-- START OF Raw records --

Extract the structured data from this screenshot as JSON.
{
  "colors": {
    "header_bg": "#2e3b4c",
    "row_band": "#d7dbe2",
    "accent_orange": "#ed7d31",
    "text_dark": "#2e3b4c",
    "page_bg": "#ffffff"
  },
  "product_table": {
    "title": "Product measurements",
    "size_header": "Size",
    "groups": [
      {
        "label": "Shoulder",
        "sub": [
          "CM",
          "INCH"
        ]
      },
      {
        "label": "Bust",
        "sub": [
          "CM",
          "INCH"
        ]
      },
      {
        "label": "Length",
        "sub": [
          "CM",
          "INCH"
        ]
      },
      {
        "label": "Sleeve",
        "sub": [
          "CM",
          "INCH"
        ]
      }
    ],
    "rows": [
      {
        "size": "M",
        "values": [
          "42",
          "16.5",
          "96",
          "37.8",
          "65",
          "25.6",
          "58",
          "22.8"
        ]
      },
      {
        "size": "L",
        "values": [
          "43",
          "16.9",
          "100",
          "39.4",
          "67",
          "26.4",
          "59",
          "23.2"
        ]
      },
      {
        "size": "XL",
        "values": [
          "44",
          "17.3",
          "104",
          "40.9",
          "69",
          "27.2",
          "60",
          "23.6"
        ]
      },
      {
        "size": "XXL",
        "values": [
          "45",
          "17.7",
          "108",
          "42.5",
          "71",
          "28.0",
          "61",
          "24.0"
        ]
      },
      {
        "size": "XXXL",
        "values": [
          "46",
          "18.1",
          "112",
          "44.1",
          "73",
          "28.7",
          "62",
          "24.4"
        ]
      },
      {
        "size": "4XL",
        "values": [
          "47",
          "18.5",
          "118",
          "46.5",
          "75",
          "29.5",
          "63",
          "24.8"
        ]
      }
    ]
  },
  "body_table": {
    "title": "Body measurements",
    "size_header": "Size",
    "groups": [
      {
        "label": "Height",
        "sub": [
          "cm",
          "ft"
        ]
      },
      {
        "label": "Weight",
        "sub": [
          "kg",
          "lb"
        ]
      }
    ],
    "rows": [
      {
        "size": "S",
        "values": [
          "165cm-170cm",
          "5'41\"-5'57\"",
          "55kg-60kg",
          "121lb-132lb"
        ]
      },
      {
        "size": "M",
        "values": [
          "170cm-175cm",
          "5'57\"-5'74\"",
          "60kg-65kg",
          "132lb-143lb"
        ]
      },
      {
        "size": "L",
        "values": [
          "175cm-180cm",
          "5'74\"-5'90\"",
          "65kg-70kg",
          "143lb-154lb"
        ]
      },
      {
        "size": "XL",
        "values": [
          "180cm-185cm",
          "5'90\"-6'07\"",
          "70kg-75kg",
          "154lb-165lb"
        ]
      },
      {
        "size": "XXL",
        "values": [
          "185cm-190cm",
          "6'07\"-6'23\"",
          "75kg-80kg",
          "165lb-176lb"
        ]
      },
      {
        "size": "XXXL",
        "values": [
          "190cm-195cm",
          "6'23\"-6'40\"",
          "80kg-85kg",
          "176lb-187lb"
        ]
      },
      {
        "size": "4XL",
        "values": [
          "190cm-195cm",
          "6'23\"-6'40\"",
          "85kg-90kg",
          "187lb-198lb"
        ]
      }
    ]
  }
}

-- END OF Raw records --

_Job_
Your answer should be one number: how many lines in the material above contain the string "measurements".

_Solution to the exercise_
2